> WRITTEN TASK: From the material below, list every line containing "subtitle".

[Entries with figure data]
^^^^^^^^
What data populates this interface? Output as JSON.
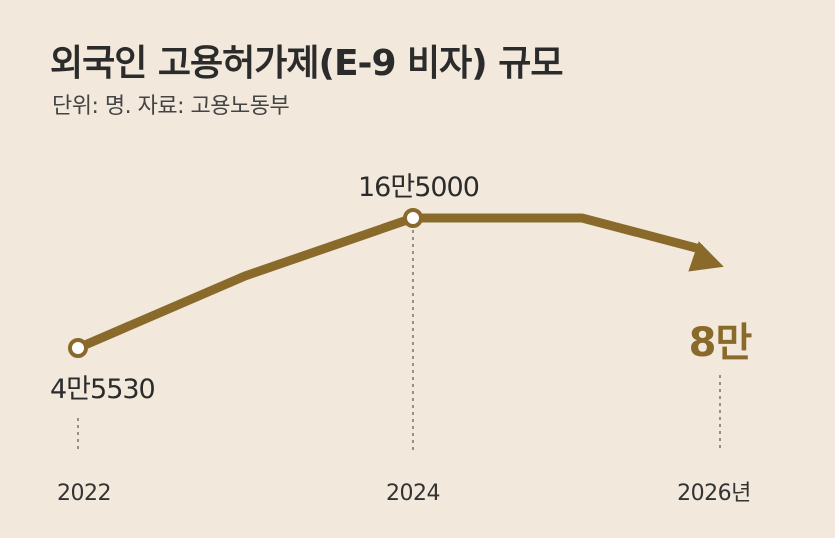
{
  "chart": {
    "title": "외국인 고용허가제(E-9 비자) 규모",
    "subtitle": "단위: 명. 자료: 고용노동부"
  },
  "colors": {
    "line": "#8a6a2a",
    "background": "#f2e9dc",
    "marker_fill": "#ffffff",
    "text": "#2b2b2b"
  },
  "chart_data": {
    "type": "line",
    "title": "외국인 고용허가제(E-9 비자) 규모",
    "subtitle": "단위: 명. 자료: 고용노동부",
    "x": [
      "2022",
      "2024",
      "2026년"
    ],
    "values": [
      45530,
      165000,
      80000
    ],
    "data_labels": [
      "4만5530",
      "16만5000",
      "8만"
    ],
    "ylabel": "",
    "xlabel": "",
    "grid": false
  }
}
^^^^^^^^
> WRITTEN RESPONSE:
    "subtitle": "단위: 명. 자료: 고용노동부"
    "subtitle": "단위: 명. 자료: 고용노동부",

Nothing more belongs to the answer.